Records:

————

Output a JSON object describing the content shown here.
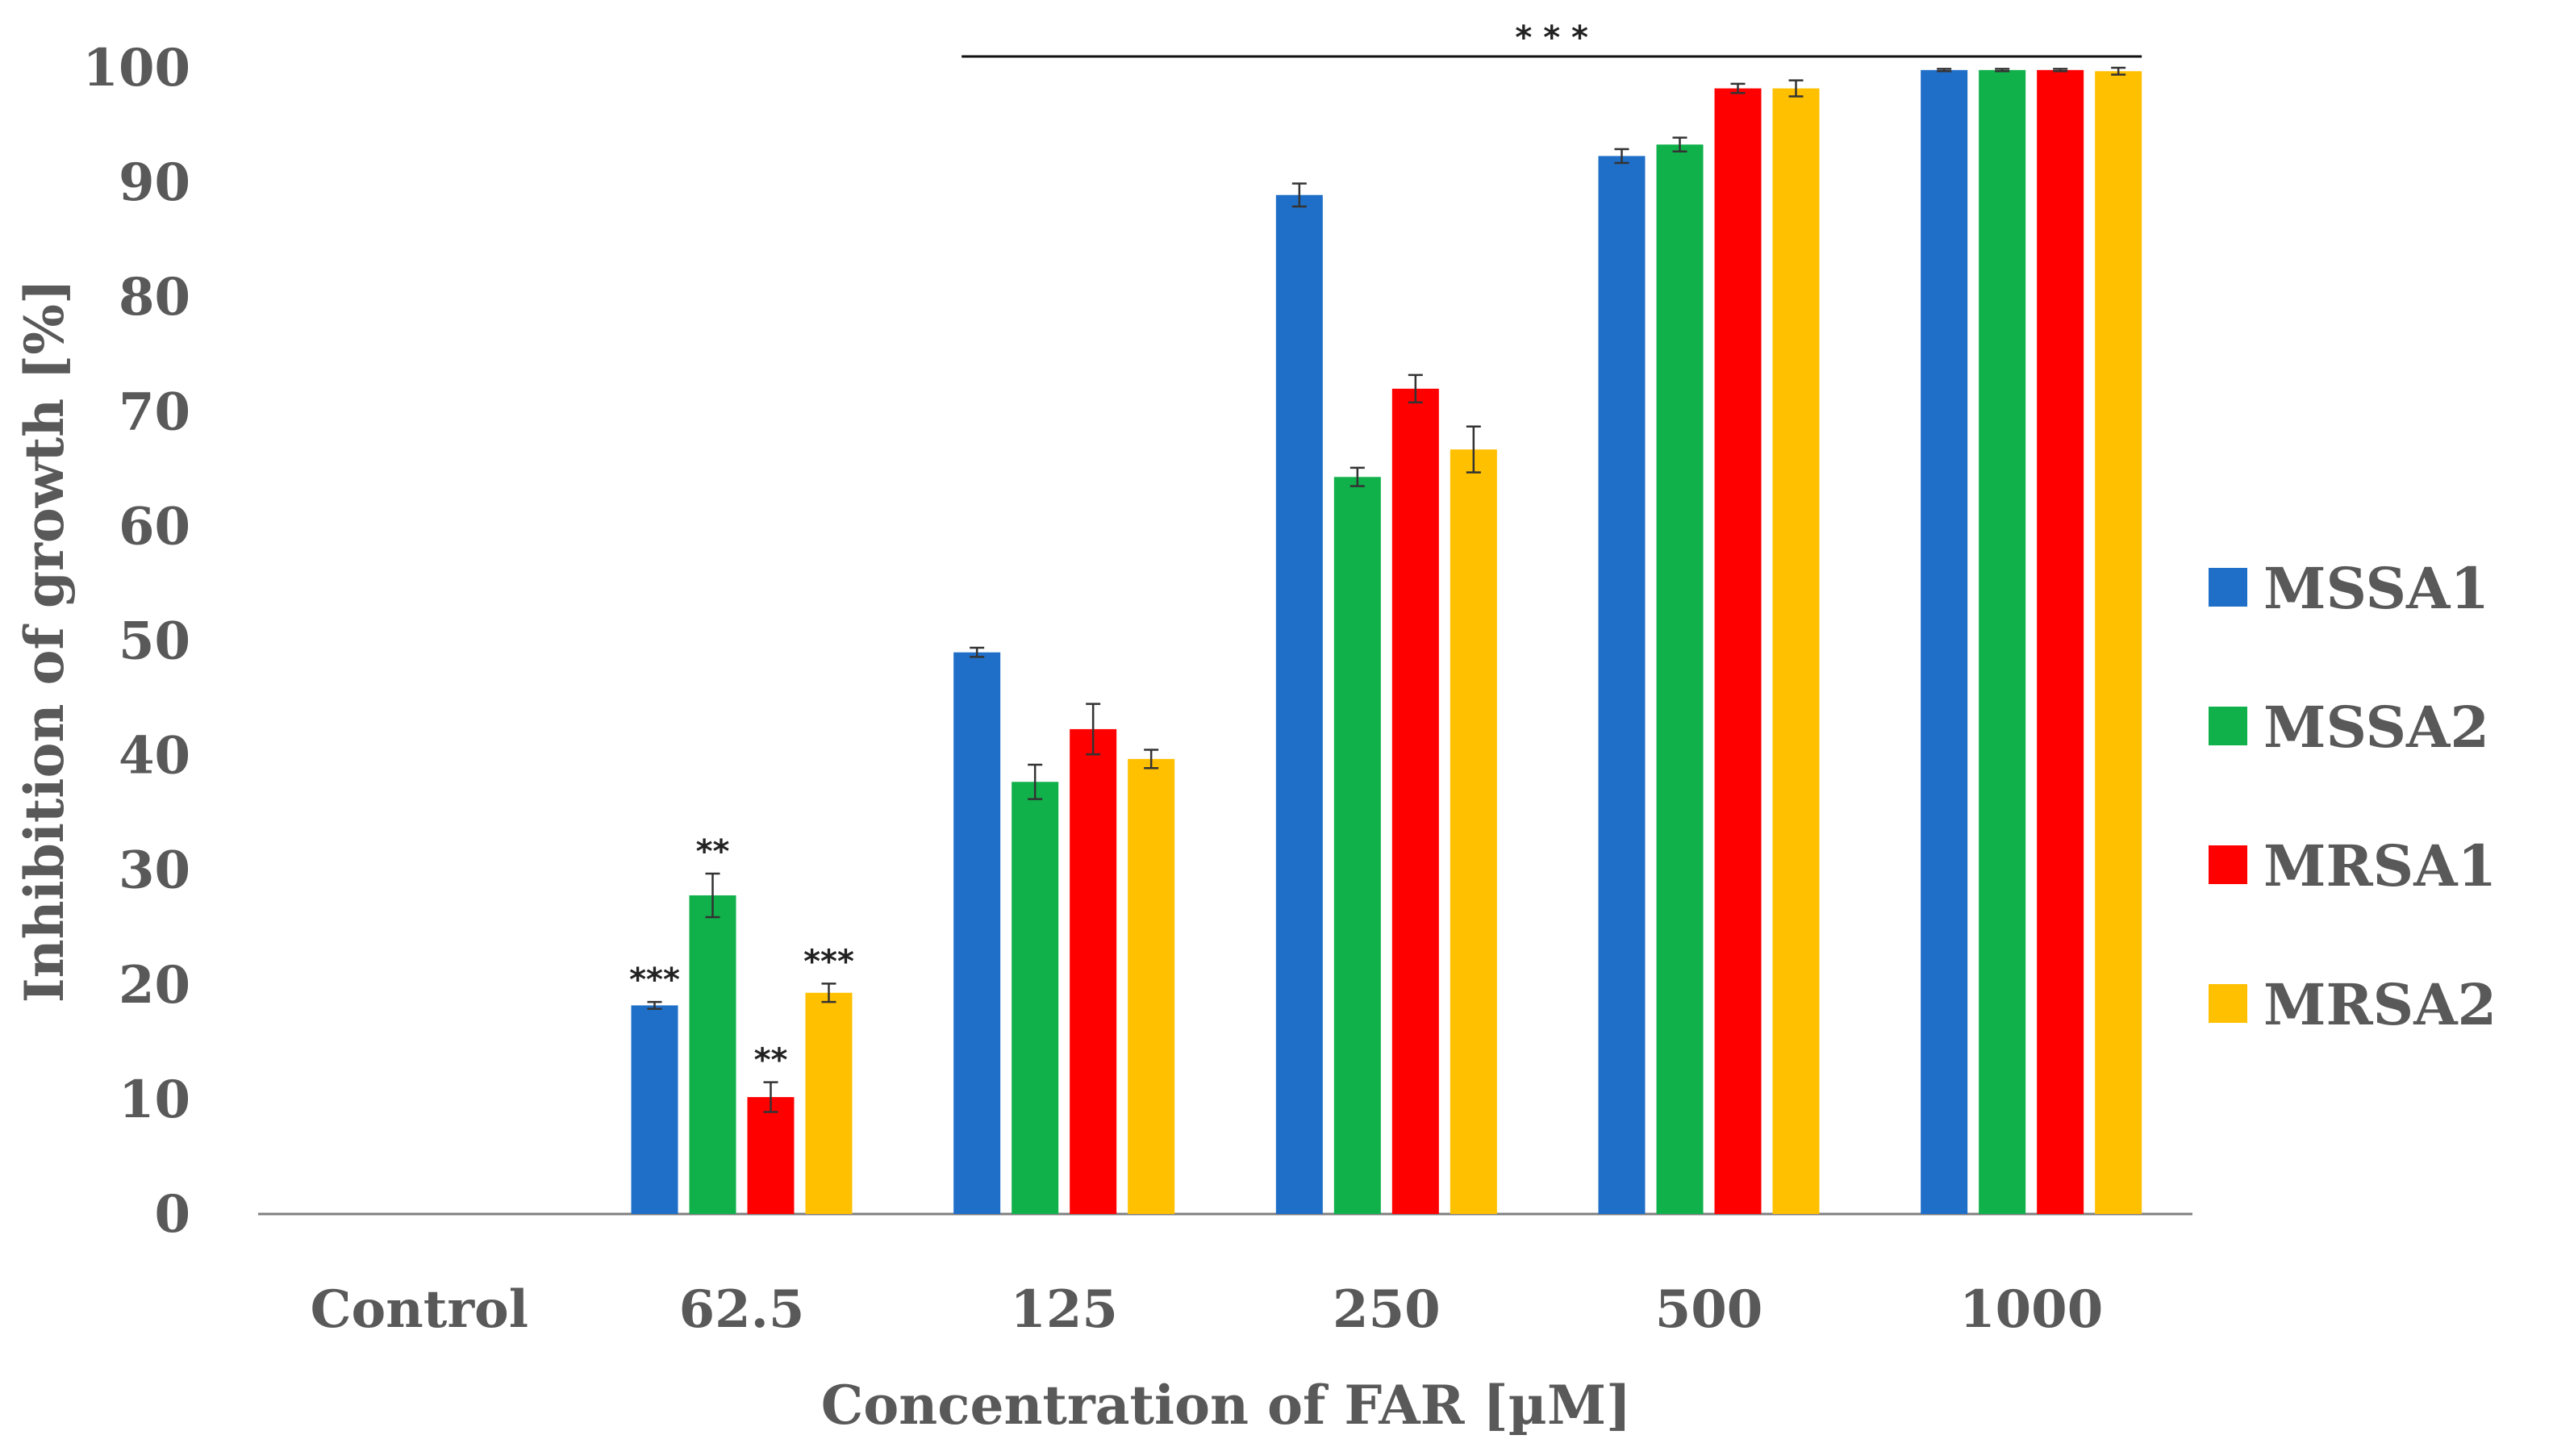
{
  "chart_data": {
    "type": "bar",
    "title": "",
    "xlabel": "Concentration of FAR [µM]",
    "ylabel": "Inhibition of growth [%]",
    "ylim": [
      0,
      100
    ],
    "yticks": [
      0,
      10,
      20,
      30,
      40,
      50,
      60,
      70,
      80,
      90,
      100
    ],
    "grid": false,
    "legend_position": "right",
    "categories": [
      "Control",
      "62.5",
      "125",
      "250",
      "500",
      "1000"
    ],
    "series": [
      {
        "name": "MSSA1",
        "color": "#1f6fc8",
        "values": [
          0,
          18.2,
          49.0,
          88.9,
          92.3,
          99.8
        ],
        "errors": [
          0,
          0.3,
          0.4,
          1.0,
          0.6,
          0.1
        ]
      },
      {
        "name": "MSSA2",
        "color": "#10b04a",
        "values": [
          0,
          27.8,
          37.7,
          64.3,
          93.3,
          99.8
        ],
        "errors": [
          0,
          1.9,
          1.5,
          0.8,
          0.6,
          0.1
        ]
      },
      {
        "name": "MRSA1",
        "color": "#ff0000",
        "values": [
          0,
          10.2,
          42.3,
          72.0,
          98.2,
          99.8
        ],
        "errors": [
          0,
          1.3,
          2.2,
          1.2,
          0.4,
          0.1
        ]
      },
      {
        "name": "MRSA2",
        "color": "#ffc000",
        "values": [
          0,
          19.3,
          39.7,
          66.7,
          98.2,
          99.7
        ],
        "errors": [
          0,
          0.8,
          0.8,
          2.0,
          0.7,
          0.3
        ]
      }
    ],
    "bar_annotations": [
      {
        "category": "62.5",
        "series": "MSSA1",
        "text": "***"
      },
      {
        "category": "62.5",
        "series": "MSSA2",
        "text": "**"
      },
      {
        "category": "62.5",
        "series": "MRSA1",
        "text": "**"
      },
      {
        "category": "62.5",
        "series": "MRSA2",
        "text": "***"
      }
    ],
    "bracket_annotation": {
      "from_category": "125",
      "to_category": "1000",
      "text": "* * *"
    }
  }
}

————

TASK DESCRIPTION
Search the preceding listing for "name" and extract every line where it is found.

THE COMPLETED TASK
        "name": "MSSA1",
        "name": "MSSA2",
        "name": "MRSA1",
        "name": "MRSA2",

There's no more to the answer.